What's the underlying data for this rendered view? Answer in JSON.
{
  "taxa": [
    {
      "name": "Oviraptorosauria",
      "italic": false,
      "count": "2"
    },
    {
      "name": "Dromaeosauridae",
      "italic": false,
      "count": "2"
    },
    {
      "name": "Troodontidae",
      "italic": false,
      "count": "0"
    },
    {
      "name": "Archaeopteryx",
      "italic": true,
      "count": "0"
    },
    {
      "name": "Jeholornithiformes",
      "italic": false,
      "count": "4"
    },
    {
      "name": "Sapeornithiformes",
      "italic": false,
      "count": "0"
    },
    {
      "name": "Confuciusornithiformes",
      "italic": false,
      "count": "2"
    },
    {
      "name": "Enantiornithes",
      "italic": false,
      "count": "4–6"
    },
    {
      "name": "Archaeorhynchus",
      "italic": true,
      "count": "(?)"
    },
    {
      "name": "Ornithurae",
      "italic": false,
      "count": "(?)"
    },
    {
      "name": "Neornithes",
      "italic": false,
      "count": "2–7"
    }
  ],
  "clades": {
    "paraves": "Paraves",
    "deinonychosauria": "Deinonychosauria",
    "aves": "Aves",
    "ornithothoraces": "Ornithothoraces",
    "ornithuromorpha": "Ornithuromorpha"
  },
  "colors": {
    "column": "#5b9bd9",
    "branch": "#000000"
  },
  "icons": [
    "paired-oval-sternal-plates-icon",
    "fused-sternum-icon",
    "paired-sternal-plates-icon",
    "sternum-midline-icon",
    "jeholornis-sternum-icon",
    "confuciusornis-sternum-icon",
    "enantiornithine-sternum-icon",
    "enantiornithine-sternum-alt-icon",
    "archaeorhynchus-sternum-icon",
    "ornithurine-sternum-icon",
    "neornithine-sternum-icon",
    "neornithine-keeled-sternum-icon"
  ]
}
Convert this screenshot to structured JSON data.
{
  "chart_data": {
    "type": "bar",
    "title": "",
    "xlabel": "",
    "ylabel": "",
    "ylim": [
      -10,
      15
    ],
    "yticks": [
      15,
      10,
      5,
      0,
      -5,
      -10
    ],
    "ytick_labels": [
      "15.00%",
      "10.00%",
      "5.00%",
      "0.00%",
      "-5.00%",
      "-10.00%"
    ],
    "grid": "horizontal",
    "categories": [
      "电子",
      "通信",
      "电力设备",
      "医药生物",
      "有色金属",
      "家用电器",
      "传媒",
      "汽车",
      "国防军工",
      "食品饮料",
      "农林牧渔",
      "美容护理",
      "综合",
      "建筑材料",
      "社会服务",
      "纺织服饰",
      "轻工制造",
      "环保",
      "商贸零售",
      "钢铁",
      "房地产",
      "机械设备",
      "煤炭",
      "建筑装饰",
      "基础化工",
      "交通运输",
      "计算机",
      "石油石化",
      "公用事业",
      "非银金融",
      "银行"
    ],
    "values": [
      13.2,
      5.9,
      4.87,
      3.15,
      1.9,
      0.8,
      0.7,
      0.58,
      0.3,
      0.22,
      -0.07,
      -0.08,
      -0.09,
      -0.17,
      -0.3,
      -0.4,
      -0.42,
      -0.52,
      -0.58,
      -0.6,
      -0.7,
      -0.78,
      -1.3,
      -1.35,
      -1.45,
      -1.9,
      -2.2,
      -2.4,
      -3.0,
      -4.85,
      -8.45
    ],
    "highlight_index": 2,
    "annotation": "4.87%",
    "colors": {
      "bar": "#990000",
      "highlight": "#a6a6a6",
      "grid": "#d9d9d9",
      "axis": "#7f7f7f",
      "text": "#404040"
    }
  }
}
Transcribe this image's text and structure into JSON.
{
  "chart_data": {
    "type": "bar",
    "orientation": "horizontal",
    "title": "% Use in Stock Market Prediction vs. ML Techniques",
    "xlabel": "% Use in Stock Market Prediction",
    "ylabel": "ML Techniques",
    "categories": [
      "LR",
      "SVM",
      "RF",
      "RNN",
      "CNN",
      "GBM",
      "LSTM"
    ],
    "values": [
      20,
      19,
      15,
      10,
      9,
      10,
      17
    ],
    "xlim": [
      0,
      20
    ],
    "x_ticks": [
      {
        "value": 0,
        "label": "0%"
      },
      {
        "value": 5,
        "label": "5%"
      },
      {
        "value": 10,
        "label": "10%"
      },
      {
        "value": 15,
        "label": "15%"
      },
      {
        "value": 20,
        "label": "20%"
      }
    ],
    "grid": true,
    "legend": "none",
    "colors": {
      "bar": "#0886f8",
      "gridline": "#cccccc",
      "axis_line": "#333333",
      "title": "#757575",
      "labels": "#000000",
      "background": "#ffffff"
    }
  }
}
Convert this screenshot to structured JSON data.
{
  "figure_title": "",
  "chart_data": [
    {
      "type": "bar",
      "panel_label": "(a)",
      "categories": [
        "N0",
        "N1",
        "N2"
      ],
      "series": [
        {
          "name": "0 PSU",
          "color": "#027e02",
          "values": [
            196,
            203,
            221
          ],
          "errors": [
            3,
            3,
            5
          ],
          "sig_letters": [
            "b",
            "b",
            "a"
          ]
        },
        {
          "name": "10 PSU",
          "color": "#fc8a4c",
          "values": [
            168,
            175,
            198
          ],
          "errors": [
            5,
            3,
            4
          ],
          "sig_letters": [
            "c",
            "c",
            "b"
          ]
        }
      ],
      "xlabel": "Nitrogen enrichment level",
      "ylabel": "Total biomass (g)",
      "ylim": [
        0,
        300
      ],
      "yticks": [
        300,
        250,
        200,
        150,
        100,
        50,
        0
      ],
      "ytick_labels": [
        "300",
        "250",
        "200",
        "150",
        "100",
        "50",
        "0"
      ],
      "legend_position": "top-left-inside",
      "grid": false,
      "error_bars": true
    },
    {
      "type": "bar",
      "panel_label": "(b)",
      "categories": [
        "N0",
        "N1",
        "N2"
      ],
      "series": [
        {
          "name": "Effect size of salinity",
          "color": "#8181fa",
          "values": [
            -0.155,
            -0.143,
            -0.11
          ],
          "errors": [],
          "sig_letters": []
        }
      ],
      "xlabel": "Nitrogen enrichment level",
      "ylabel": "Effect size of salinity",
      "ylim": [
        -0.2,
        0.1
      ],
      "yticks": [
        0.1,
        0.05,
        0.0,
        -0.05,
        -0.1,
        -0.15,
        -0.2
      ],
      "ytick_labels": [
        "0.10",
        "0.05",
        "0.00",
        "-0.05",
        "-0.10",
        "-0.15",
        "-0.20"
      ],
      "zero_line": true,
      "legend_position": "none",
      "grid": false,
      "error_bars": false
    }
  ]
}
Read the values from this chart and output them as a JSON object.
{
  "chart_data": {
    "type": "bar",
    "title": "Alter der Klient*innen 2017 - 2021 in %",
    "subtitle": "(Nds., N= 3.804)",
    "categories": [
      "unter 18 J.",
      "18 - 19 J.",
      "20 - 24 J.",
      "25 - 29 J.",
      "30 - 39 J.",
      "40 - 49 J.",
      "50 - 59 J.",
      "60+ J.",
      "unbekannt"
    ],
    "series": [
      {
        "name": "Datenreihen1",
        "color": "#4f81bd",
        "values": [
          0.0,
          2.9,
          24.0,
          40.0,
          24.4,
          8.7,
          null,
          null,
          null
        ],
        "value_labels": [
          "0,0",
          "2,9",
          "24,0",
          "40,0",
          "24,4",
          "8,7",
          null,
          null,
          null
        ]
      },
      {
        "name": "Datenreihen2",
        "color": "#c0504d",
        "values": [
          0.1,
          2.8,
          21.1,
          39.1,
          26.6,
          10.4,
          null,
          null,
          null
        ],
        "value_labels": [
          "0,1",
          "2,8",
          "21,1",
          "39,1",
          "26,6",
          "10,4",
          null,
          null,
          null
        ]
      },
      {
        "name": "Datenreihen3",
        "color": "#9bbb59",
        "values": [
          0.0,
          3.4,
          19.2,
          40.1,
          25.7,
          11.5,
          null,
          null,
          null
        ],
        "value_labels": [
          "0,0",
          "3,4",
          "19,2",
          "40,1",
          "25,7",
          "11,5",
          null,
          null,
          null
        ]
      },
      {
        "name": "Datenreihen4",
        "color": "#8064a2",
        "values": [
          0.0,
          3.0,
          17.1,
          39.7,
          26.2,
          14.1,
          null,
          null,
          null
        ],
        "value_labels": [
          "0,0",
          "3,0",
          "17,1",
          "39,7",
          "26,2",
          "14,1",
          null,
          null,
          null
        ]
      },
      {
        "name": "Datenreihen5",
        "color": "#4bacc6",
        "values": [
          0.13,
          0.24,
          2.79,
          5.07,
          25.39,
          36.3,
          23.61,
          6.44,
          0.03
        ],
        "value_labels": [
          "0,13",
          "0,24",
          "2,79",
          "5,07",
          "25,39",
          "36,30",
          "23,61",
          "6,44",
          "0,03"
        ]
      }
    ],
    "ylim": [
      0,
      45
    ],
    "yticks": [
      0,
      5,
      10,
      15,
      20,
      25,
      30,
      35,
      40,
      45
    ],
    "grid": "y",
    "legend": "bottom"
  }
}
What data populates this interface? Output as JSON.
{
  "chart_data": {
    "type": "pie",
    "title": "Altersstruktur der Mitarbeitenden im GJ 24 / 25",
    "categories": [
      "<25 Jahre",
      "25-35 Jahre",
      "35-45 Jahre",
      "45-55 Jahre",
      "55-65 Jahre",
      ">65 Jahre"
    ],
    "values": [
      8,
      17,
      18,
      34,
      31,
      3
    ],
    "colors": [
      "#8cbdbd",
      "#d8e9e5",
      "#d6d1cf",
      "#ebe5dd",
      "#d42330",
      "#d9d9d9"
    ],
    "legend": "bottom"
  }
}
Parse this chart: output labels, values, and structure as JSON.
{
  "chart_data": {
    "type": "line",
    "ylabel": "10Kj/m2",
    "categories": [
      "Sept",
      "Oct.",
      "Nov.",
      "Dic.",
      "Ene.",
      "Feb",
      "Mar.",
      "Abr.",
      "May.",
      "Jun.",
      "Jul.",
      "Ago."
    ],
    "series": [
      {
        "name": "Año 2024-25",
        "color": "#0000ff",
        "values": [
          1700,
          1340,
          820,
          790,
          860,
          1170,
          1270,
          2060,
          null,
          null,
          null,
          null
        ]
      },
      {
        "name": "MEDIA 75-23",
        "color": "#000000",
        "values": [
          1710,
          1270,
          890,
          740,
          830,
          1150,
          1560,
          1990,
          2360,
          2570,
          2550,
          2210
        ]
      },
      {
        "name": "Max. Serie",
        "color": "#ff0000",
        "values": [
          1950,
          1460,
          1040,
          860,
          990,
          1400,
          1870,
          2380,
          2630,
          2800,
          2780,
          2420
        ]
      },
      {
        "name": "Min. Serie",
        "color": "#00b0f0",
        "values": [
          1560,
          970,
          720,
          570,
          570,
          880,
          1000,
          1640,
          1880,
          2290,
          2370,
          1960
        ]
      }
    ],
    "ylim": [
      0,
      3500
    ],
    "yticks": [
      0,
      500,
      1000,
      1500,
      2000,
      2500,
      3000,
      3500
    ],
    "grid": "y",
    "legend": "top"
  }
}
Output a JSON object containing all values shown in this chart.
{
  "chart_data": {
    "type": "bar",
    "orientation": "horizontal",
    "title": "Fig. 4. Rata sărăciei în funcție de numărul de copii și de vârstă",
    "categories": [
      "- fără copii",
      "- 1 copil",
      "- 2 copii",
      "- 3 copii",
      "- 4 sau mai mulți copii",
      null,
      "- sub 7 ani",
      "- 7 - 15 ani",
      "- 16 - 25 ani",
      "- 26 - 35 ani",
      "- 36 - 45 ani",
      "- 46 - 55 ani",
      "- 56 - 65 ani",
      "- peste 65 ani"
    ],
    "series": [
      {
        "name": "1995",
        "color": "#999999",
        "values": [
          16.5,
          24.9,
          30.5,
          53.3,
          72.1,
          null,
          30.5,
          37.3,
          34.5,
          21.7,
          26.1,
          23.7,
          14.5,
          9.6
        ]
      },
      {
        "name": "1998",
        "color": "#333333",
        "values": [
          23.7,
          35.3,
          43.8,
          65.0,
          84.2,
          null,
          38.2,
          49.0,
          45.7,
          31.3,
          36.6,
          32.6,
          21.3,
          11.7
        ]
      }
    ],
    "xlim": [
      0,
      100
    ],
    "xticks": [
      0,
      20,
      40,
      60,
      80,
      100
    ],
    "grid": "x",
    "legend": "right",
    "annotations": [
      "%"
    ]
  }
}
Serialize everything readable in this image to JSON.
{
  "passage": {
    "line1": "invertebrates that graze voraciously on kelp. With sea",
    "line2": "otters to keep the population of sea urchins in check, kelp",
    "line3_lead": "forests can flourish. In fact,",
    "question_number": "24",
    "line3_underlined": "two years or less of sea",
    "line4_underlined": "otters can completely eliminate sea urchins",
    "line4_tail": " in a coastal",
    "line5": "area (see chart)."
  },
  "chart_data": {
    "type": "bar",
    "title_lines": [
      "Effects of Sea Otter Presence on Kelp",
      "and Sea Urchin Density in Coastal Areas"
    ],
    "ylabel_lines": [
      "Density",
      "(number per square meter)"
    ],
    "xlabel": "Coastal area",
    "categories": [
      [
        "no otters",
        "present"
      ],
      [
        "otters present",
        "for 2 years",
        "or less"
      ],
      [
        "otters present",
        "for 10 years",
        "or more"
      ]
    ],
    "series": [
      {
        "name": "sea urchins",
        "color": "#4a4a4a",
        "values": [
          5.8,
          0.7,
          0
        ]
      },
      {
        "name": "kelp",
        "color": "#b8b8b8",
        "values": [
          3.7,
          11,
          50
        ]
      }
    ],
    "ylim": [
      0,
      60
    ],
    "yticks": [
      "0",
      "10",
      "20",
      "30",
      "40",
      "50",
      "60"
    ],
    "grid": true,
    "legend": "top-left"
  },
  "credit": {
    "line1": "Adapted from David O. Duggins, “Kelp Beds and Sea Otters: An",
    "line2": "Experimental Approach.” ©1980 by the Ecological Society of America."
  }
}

....................

In the entries above, identify every line with the word "less". Copy those lines.

    "line3_underlined": "two years or less of sea",
        "or less"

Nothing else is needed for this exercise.